§ Requirements: Read the records and write them out again exactly.

§ Data entries:

————————

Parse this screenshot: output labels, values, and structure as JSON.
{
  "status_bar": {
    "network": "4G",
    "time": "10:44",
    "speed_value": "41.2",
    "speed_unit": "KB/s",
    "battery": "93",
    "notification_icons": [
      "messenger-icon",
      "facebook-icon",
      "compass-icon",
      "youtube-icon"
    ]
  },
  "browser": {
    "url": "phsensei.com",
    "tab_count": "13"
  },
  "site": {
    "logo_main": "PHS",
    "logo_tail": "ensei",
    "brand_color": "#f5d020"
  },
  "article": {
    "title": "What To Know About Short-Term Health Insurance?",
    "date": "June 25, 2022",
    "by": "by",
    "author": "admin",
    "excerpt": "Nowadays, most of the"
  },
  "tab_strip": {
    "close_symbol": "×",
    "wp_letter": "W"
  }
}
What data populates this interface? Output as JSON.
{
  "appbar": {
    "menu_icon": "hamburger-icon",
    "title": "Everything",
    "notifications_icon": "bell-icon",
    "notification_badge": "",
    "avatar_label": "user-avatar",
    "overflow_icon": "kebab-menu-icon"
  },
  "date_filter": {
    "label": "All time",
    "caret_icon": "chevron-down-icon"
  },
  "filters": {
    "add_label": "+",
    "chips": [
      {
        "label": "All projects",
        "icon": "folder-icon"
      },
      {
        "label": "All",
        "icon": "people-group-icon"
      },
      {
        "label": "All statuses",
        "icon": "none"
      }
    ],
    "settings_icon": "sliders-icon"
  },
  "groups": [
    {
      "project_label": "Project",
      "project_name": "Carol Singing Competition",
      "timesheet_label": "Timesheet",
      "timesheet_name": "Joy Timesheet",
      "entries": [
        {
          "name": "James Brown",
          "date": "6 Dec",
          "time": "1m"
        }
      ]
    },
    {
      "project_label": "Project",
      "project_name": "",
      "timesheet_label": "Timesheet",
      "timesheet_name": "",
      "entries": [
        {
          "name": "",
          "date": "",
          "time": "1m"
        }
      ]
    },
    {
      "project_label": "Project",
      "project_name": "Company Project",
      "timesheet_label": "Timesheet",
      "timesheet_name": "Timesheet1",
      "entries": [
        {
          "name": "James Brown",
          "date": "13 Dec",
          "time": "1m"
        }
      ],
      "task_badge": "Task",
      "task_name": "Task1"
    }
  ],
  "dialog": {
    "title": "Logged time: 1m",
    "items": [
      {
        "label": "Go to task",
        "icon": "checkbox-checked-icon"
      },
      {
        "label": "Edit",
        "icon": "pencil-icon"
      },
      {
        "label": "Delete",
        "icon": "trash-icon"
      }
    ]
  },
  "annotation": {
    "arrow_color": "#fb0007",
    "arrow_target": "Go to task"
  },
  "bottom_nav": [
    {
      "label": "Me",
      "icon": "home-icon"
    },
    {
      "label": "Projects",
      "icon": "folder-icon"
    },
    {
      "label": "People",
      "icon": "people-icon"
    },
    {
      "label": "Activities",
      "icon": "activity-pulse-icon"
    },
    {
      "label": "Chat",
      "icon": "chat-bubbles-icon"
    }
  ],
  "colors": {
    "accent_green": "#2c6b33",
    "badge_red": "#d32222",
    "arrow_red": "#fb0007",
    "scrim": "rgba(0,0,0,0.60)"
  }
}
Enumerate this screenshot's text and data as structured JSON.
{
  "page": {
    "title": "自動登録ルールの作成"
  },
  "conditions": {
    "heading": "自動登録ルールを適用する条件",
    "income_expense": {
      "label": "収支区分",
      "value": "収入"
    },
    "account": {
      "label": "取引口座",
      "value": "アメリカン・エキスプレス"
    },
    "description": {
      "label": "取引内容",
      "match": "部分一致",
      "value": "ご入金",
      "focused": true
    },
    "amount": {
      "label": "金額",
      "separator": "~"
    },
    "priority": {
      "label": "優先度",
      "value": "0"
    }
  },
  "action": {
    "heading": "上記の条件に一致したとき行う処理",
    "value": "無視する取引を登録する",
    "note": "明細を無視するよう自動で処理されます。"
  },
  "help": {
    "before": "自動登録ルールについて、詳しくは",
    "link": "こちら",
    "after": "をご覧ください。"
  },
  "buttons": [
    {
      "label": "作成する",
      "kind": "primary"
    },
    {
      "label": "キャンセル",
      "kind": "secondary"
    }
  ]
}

————————

§ Exercise solution:
Parse this screenshot: output labels, values, and structure as JSON.
{
  "status_bar": {
    "network": "4G",
    "time": "10:44",
    "speed_value": "41.2",
    "speed_unit": "KB/s",
    "battery": "93",
    "notification_icons": [
      "messenger-icon",
      "facebook-icon",
      "compass-icon",
      "youtube-icon"
    ]
  },
  "browser": {
    "url": "phsensei.com",
    "tab_count": "13"
  },
  "site": {
    "logo_main": "PHS",
    "logo_tail": "ensei",
    "brand_color": "#f5d020"
  },
  "article": {
    "title": "What To Know About Short-Term Health Insurance?",
    "date": "June 25, 2022",
    "by": "by",
    "author": "admin",
    "excerpt": "Nowadays, most of the"
  },
  "tab_strip": {
    "close_symbol": "×",
    "wp_letter": "W"
  }
}
What data populates this interface? Output as JSON.
{
  "appbar": {
    "menu_icon": "hamburger-icon",
    "title": "Everything",
    "notifications_icon": "bell-icon",
    "notification_badge": "",
    "avatar_label": "user-avatar",
    "overflow_icon": "kebab-menu-icon"
  },
  "date_filter": {
    "label": "All time",
    "caret_icon": "chevron-down-icon"
  },
  "filters": {
    "add_label": "+",
    "chips": [
      {
        "label": "All projects",
        "icon": "folder-icon"
      },
      {
        "label": "All",
        "icon": "people-group-icon"
      },
      {
        "label": "All statuses",
        "icon": "none"
      }
    ],
    "settings_icon": "sliders-icon"
  },
  "groups": [
    {
      "project_label": "Project",
      "project_name": "Carol Singing Competition",
      "timesheet_label": "Timesheet",
      "timesheet_name": "Joy Timesheet",
      "entries": [
        {
          "name": "James Brown",
          "date": "6 Dec",
          "time": "1m"
        }
      ]
    },
    {
      "project_label": "Project",
      "project_name": "",
      "timesheet_label": "Timesheet",
      "timesheet_name": "",
      "entries": [
        {
          "name": "",
          "date": "",
          "time": "1m"
        }
      ]
    },
    {
      "project_label": "Project",
      "project_name": "Company Project",
      "timesheet_label": "Timesheet",
      "timesheet_name": "Timesheet1",
      "entries": [
        {
          "name": "James Brown",
          "date": "13 Dec",
          "time": "1m"
        }
      ],
      "task_badge": "Task",
      "task_name": "Task1"
    }
  ],
  "dialog": {
    "title": "Logged time: 1m",
    "items": [
      {
        "label": "Go to task",
        "icon": "checkbox-checked-icon"
      },
      {
        "label": "Edit",
        "icon": "pencil-icon"
      },
      {
        "label": "Delete",
        "icon": "trash-icon"
      }
    ]
  },
  "annotation": {
    "arrow_color": "#fb0007",
    "arrow_target": "Go to task"
  },
  "bottom_nav": [
    {
      "label": "Me",
      "icon": "home-icon"
    },
    {
      "label": "Projects",
      "icon": "folder-icon"
    },
    {
      "label": "People",
      "icon": "people-icon"
    },
    {
      "label": "Activities",
      "icon": "activity-pulse-icon"
    },
    {
      "label": "Chat",
      "icon": "chat-bubbles-icon"
    }
  ],
  "colors": {
    "accent_green": "#2c6b33",
    "badge_red": "#d32222",
    "arrow_red": "#fb0007",
    "scrim": "rgba(0,0,0,0.60)"
  }
}
Enumerate this screenshot's text and data as structured JSON.
{
  "page": {
    "title": "自動登録ルールの作成"
  },
  "conditions": {
    "heading": "自動登録ルールを適用する条件",
    "income_expense": {
      "label": "収支区分",
      "value": "収入"
    },
    "account": {
      "label": "取引口座",
      "value": "アメリカン・エキスプレス"
    },
    "description": {
      "label": "取引内容",
      "match": "部分一致",
      "value": "ご入金",
      "focused": true
    },
    "amount": {
      "label": "金額",
      "separator": "~"
    },
    "priority": {
      "label": "優先度",
      "value": "0"
    }
  },
  "action": {
    "heading": "上記の条件に一致したとき行う処理",
    "value": "無視する取引を登録する",
    "note": "明細を無視するよう自動で処理されます。"
  },
  "help": {
    "before": "自動登録ルールについて、詳しくは",
    "link": "こちら",
    "after": "をご覧ください。"
  },
  "buttons": [
    {
      "label": "作成する",
      "kind": "primary"
    },
    {
      "label": "キャンセル",
      "kind": "secondary"
    }
  ]
}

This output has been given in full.